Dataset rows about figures
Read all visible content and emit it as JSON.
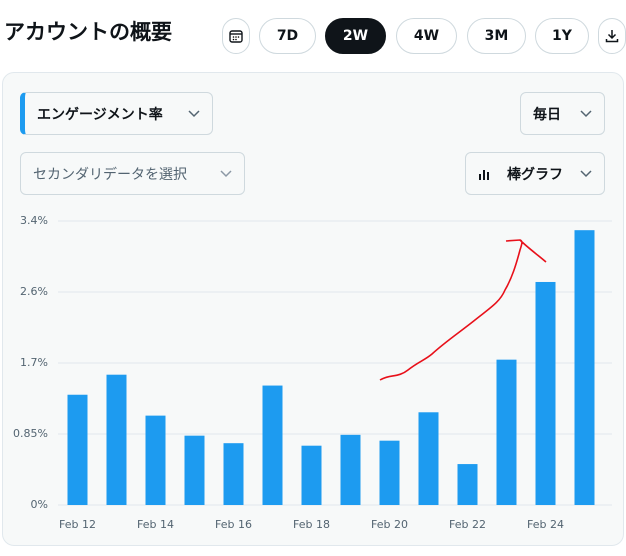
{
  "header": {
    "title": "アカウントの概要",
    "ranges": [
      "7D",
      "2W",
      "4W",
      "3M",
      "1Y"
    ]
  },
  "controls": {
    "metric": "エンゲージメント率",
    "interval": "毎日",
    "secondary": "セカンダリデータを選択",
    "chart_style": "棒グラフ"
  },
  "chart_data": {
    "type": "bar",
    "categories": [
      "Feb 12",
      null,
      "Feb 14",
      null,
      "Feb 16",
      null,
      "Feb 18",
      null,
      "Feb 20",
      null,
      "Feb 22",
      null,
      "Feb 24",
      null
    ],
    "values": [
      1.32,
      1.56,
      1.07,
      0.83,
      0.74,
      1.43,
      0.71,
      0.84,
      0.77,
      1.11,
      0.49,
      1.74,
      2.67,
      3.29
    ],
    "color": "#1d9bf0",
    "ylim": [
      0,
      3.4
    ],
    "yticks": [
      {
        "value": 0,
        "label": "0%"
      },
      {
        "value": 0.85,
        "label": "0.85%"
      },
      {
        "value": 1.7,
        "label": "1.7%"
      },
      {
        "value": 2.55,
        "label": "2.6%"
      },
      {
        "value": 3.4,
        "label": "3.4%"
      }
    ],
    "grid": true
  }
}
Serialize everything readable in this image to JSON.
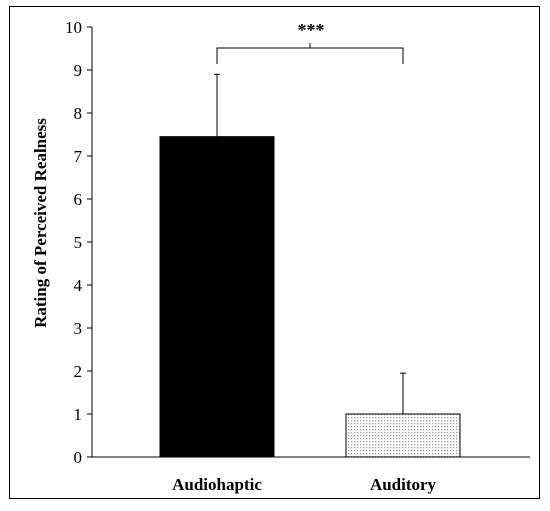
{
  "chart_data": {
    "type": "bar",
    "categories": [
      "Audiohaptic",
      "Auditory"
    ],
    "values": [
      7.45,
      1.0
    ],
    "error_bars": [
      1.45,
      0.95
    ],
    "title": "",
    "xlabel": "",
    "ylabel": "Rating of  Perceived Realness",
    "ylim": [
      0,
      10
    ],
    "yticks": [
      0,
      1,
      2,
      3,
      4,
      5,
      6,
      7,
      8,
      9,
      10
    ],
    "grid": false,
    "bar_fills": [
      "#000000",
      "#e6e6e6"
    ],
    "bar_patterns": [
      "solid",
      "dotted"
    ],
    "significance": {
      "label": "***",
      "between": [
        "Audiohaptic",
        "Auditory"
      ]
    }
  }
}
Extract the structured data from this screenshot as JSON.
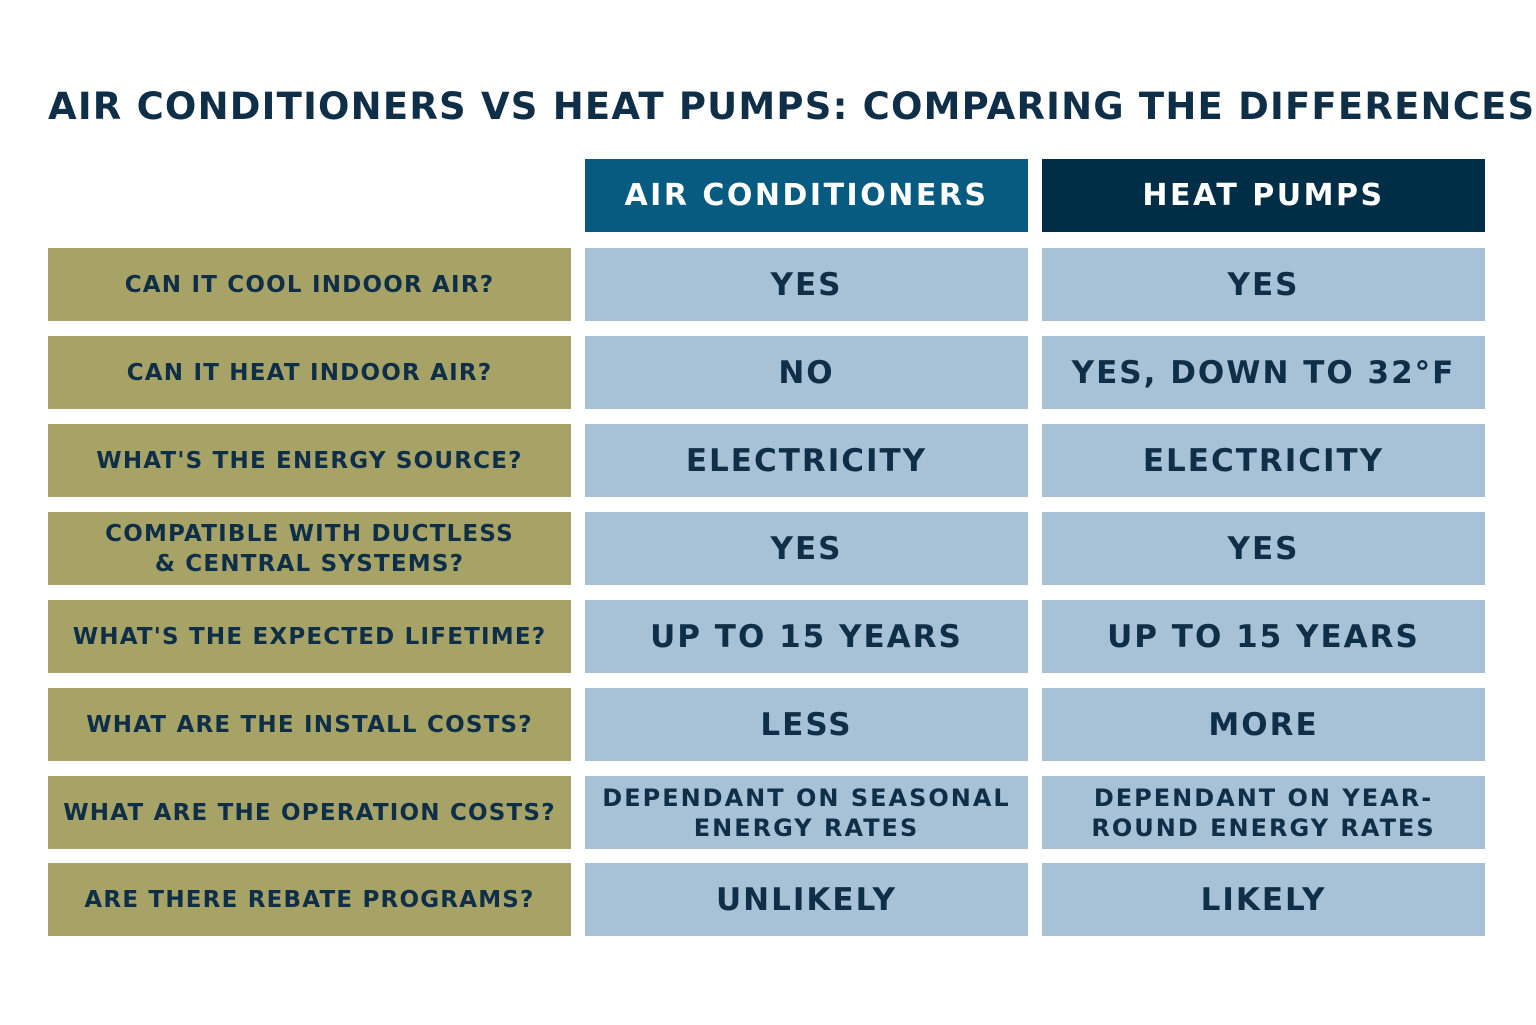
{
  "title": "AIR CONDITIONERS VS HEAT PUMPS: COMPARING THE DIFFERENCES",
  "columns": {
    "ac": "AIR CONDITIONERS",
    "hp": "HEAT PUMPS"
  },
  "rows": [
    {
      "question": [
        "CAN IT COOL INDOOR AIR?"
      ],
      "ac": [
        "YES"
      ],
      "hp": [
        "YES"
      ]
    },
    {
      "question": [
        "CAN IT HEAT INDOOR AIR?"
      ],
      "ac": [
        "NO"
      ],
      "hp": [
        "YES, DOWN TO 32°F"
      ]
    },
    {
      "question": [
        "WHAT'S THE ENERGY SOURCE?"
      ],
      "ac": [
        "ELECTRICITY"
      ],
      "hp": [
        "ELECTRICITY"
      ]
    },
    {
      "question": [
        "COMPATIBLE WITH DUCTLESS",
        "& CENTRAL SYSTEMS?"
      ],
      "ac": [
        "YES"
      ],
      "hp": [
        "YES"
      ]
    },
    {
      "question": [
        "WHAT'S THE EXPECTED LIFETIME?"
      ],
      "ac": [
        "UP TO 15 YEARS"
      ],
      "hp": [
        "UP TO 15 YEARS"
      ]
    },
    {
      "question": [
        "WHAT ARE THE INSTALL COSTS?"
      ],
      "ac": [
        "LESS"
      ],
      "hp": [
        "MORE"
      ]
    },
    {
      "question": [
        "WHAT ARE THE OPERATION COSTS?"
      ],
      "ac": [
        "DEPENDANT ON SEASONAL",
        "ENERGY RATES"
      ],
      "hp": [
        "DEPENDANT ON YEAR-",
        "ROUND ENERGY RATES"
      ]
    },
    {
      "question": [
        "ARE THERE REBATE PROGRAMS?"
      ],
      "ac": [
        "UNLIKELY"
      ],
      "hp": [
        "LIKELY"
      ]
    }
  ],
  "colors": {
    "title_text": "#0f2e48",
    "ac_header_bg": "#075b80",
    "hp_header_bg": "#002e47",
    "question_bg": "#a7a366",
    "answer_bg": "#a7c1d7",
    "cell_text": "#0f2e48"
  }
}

---

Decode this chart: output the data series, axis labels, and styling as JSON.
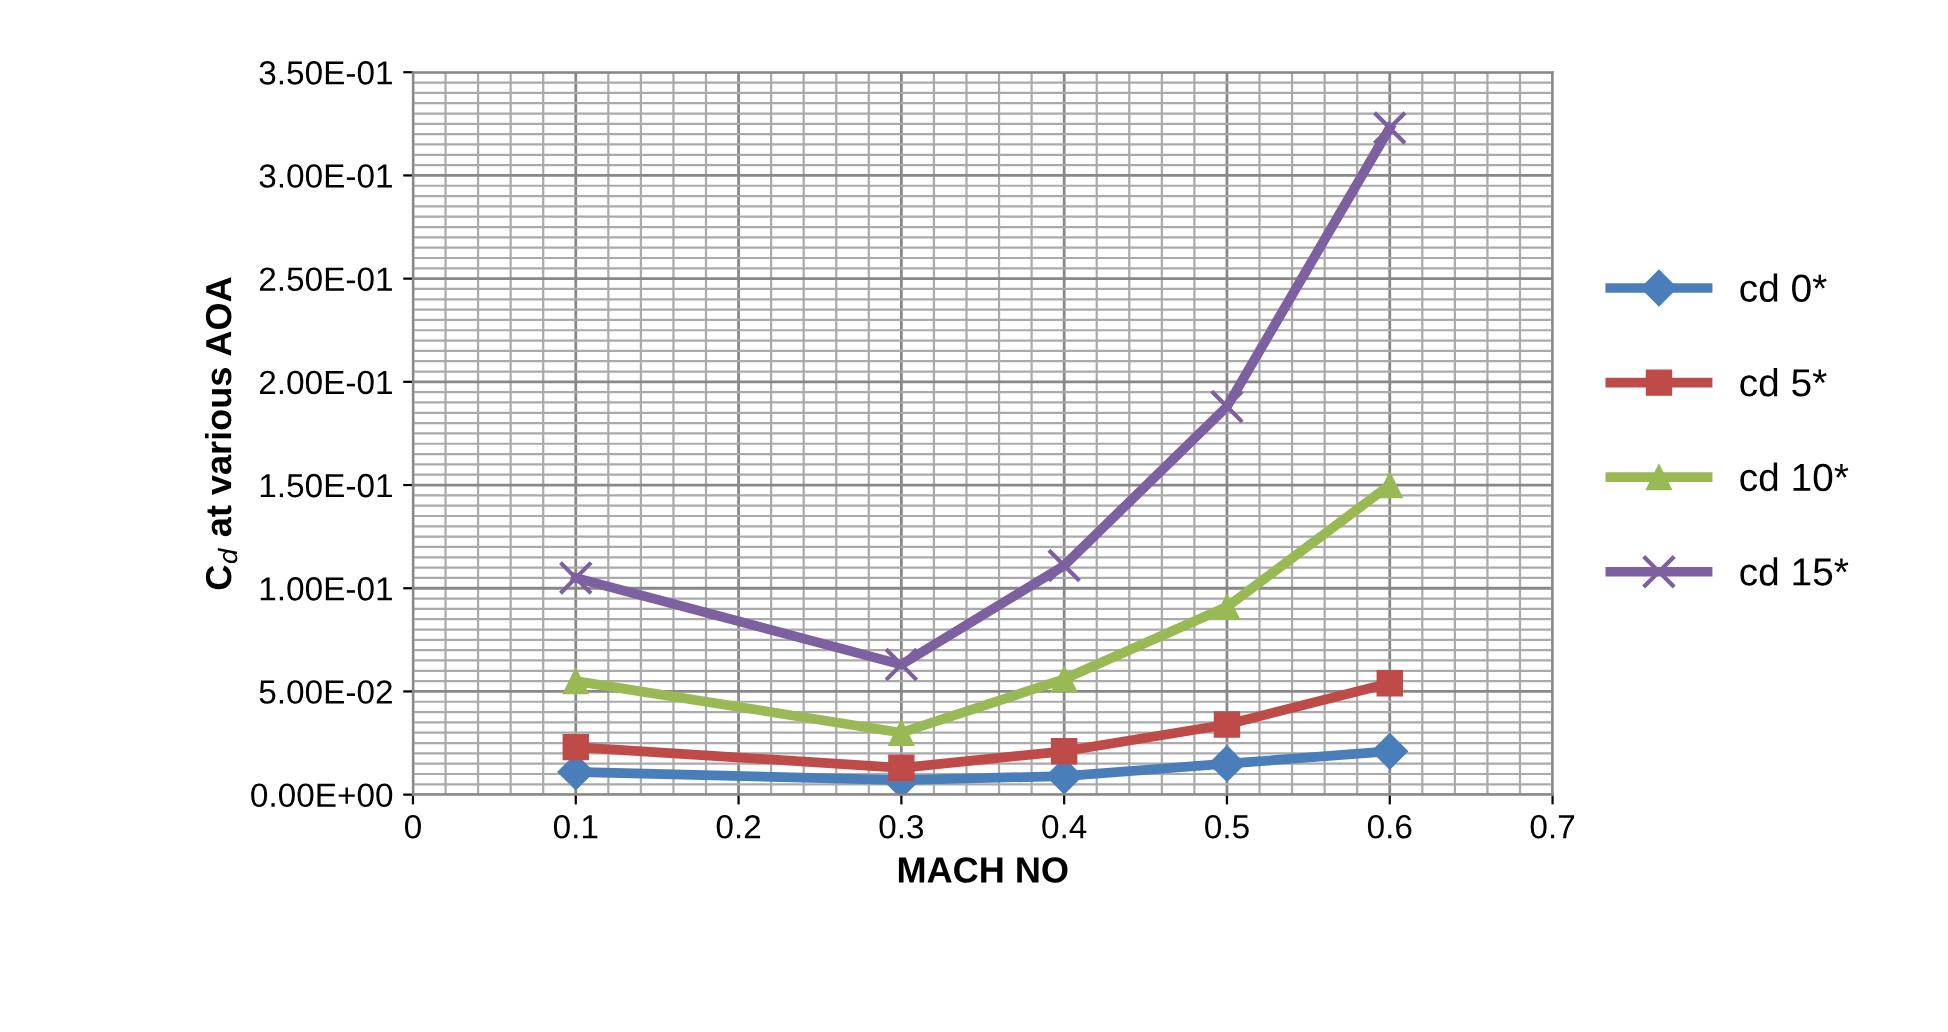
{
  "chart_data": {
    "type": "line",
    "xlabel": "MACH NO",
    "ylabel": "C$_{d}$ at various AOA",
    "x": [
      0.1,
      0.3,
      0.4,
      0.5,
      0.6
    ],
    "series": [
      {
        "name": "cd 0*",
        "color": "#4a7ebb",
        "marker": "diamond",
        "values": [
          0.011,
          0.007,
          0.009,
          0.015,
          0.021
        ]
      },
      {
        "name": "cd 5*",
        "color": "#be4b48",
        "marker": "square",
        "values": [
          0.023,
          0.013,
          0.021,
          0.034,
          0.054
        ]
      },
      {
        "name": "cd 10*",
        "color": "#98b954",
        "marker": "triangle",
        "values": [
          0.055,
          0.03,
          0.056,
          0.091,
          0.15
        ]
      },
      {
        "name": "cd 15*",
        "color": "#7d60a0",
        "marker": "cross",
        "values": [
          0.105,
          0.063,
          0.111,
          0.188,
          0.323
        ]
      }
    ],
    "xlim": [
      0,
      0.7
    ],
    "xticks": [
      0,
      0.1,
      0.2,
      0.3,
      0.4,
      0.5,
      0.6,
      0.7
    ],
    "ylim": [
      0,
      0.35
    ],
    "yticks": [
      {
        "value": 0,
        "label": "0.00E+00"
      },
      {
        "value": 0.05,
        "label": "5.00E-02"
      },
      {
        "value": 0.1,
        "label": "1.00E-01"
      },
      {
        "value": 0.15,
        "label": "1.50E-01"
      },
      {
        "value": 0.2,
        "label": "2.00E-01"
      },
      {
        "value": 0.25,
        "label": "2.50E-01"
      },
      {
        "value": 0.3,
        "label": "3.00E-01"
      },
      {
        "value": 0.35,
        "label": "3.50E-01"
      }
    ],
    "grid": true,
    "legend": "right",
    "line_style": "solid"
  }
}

### Aim of the task
Tally the lines of the listing that include "this". Reply with nothing but the count.

### Answer to the exercise
3